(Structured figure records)

========================

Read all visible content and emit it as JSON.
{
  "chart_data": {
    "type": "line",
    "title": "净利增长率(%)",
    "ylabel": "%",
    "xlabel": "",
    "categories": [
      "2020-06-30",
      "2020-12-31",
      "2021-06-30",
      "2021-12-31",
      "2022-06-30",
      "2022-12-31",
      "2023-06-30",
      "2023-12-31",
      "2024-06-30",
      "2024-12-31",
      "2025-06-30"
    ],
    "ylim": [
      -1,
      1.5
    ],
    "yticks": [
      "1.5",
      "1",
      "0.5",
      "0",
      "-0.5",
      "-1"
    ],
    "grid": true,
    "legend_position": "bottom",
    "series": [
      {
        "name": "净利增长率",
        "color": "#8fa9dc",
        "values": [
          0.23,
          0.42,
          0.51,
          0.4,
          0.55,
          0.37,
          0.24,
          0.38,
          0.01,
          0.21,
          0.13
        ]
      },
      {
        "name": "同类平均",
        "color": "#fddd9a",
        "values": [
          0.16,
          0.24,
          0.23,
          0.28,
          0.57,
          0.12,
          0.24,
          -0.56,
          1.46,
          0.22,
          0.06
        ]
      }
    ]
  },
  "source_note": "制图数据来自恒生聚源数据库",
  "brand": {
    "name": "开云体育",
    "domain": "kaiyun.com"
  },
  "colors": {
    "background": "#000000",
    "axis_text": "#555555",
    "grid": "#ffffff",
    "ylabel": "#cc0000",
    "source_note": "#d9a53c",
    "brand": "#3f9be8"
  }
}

========================

*WHAT YOU ARE ASKED TO DO:* Return all of the data word for word.

*THE COMPLETED TASK:*
Read all visible content and emit it as JSON.
{
  "chart_data": {
    "type": "line",
    "title": "净利增长率(%)",
    "ylabel": "%",
    "xlabel": "",
    "categories": [
      "2020-06-30",
      "2020-12-31",
      "2021-06-30",
      "2021-12-31",
      "2022-06-30",
      "2022-12-31",
      "2023-06-30",
      "2023-12-31",
      "2024-06-30",
      "2024-12-31",
      "2025-06-30"
    ],
    "ylim": [
      -1,
      1.5
    ],
    "yticks": [
      "1.5",
      "1",
      "0.5",
      "0",
      "-0.5",
      "-1"
    ],
    "grid": true,
    "legend_position": "bottom",
    "series": [
      {
        "name": "净利增长率",
        "color": "#8fa9dc",
        "values": [
          0.23,
          0.42,
          0.51,
          0.4,
          0.55,
          0.37,
          0.24,
          0.38,
          0.01,
          0.21,
          0.13
        ]
      },
      {
        "name": "同类平均",
        "color": "#fddd9a",
        "values": [
          0.16,
          0.24,
          0.23,
          0.28,
          0.57,
          0.12,
          0.24,
          -0.56,
          1.46,
          0.22,
          0.06
        ]
      }
    ]
  },
  "source_note": "制图数据来自恒生聚源数据库",
  "brand": {
    "name": "开云体育",
    "domain": "kaiyun.com"
  },
  "colors": {
    "background": "#000000",
    "axis_text": "#555555",
    "grid": "#ffffff",
    "ylabel": "#cc0000",
    "source_note": "#d9a53c",
    "brand": "#3f9be8"
  }
}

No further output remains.